» **Task**: Please return, word for word, the stretch of the TransLink article below from "But, when CTV" through "of his career.".

» **Given text**:
:::
But, when CTV News asked how he was able to balance the idea of further cost-savings with the potential need for ramped up service after the premier’s announcement Wednesday that “we are seeing light at the end of the tunnel” and that cabinet is looking how to “phase in a return to normalcy,” Desmond acknowledged that the circumstances and the decision-making required combine for most challenging situation of his career.

“We’ve been struggling with this for five weeks; it’s an incredible dilemma,” he said “We’re bleeding money, on the other hand we’re an essential service…before we even reduced any service we reduced the capacity of our buses by 70 per cent.”

Desmond says making changes to a regional transit system takes time — so the premier’s cautiously optimistic statement caught him by surprise.

“Just as we’re announcing service reductions, the fullest of which would happen later in May — we hear maybe in late May and in June the economy could start reopening a bit,” said Desmond. “It’s a terrible, terrible dilemma.” 

Four scenarios in TransLink’s forecast

At the mayors’ council presentation, Desmond revealed TransLink policymakers closely monitor the daily briefings by the province’s top doctor to be well apprised of how the pandemic is progressing and Dr. Bonnie Henry’s responses to how soon physical distancing measures could start being relaxed.

They have four scenarios they’re working under as a result:

1. "Quick recovery", based on a projected end to physical distancing on July 1, with 90 per cent of service restored by September in time for the start of the school year.

2. "Lasting Impacts", also based on a July 1 return to relative normal, but with a two-year economic depression with "lasting socioeconomic impacts and changes in travel behaviour."

3. "Hibernation", where a longer period of physical distancing will continue as a vaccine develops but where travel and work recovery happen quickly.

4. "Paradigm shift", the most dire prediction where long-term distancing results in "the laptop set" opting to work from home more permanently and transit habits change more or less forever.

"People’s travel behaviour will change. They’re changing right now in the trips they’re making — they’re walking more, they’re taking a car for different things," said Cross. "There will be an inertia in coming back to transit or to other modes that we need to consider in our thinking. We also know that people’s tolerance for crowding or over-crowding like we had in the system, will be lower."
:::
» **Data under study**:

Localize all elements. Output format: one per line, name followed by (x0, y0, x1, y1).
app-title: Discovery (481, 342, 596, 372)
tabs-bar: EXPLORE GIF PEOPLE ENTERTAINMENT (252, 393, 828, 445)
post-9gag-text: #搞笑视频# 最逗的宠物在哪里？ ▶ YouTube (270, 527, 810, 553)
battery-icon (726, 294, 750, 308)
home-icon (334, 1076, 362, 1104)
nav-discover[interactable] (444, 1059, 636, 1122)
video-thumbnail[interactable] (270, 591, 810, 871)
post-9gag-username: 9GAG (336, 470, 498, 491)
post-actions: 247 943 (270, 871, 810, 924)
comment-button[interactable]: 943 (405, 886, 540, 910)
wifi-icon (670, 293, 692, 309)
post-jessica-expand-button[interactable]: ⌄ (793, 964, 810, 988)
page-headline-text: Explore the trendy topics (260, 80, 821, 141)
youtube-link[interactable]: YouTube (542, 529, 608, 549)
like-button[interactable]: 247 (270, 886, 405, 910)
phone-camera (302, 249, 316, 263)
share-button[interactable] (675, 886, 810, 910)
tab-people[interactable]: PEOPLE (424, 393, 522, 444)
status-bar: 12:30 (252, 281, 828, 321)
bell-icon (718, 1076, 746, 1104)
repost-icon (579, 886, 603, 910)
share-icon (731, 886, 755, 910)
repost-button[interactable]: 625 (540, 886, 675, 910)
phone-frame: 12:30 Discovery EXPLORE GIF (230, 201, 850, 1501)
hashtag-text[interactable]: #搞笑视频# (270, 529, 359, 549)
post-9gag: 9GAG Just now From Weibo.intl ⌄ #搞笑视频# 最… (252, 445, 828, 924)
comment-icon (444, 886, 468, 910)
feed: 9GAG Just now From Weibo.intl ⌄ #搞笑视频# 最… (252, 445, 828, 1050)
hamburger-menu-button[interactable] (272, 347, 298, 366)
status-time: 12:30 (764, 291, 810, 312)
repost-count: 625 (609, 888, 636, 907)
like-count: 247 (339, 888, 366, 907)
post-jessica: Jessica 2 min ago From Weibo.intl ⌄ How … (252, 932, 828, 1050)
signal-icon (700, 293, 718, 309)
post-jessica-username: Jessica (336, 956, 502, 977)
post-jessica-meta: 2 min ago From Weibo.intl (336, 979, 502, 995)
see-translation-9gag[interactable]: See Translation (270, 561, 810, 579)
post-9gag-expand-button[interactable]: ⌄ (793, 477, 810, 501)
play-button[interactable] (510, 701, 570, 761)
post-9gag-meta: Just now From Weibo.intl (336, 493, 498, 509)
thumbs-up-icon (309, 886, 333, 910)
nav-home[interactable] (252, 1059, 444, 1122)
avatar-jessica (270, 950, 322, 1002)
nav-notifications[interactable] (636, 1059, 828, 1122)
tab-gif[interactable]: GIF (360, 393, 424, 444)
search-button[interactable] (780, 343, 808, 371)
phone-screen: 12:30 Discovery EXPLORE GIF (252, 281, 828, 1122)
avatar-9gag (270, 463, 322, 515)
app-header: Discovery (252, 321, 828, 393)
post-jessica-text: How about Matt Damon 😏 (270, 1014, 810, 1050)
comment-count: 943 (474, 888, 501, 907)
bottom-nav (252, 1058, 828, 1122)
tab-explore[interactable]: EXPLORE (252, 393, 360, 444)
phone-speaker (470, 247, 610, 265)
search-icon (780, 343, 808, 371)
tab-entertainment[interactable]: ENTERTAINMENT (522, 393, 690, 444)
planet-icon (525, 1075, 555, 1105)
:::
» **Output of the exercise**:
But, when CTV News asked how he was able to balance the idea of further cost-savings with the potential need for ramped up service after the premier’s announcement Wednesday that “we are seeing light at the end of the tunnel” and that cabinet is looking how to “phase in a return to normalcy,” Desmond acknowledged that the circumstances and the decision-making required combine for most challenging situation of his career.